◆ Problem: Every line below is to be copied exactly, with the pictures left out.

..........

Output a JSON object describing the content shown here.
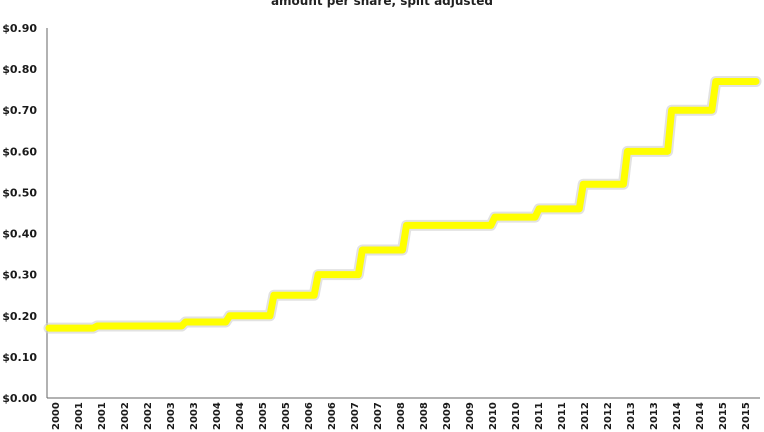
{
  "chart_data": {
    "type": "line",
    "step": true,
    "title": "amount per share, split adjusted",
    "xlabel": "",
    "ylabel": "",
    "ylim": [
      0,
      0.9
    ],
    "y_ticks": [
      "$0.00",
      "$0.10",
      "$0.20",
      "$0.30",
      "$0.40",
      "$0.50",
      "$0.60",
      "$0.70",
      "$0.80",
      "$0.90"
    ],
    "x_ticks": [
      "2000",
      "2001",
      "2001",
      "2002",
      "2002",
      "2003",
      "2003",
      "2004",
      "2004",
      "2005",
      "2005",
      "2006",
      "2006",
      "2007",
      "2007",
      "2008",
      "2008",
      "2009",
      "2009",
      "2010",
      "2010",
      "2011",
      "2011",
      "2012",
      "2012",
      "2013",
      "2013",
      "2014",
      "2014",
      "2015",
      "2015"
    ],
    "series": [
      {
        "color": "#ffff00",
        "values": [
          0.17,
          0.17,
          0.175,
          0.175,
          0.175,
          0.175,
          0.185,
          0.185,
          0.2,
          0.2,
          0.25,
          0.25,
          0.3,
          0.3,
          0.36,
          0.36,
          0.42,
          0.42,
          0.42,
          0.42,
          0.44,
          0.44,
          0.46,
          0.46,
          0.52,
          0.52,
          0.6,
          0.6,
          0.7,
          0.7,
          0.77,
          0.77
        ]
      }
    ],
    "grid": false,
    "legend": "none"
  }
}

..........

◆ Output:
Output a JSON object describing the content shown here.
{
  "chart_data": {
    "type": "line",
    "step": true,
    "title": "amount per share, split adjusted",
    "xlabel": "",
    "ylabel": "",
    "ylim": [
      0,
      0.9
    ],
    "y_ticks": [
      "$0.00",
      "$0.10",
      "$0.20",
      "$0.30",
      "$0.40",
      "$0.50",
      "$0.60",
      "$0.70",
      "$0.80",
      "$0.90"
    ],
    "x_ticks": [
      "2000",
      "2001",
      "2001",
      "2002",
      "2002",
      "2003",
      "2003",
      "2004",
      "2004",
      "2005",
      "2005",
      "2006",
      "2006",
      "2007",
      "2007",
      "2008",
      "2008",
      "2009",
      "2009",
      "2010",
      "2010",
      "2011",
      "2011",
      "2012",
      "2012",
      "2013",
      "2013",
      "2014",
      "2014",
      "2015",
      "2015"
    ],
    "series": [
      {
        "color": "#ffff00",
        "values": [
          0.17,
          0.17,
          0.175,
          0.175,
          0.175,
          0.175,
          0.185,
          0.185,
          0.2,
          0.2,
          0.25,
          0.25,
          0.3,
          0.3,
          0.36,
          0.36,
          0.42,
          0.42,
          0.42,
          0.42,
          0.44,
          0.44,
          0.46,
          0.46,
          0.52,
          0.52,
          0.6,
          0.6,
          0.7,
          0.7,
          0.77,
          0.77
        ]
      }
    ],
    "grid": false,
    "legend": "none"
  }
}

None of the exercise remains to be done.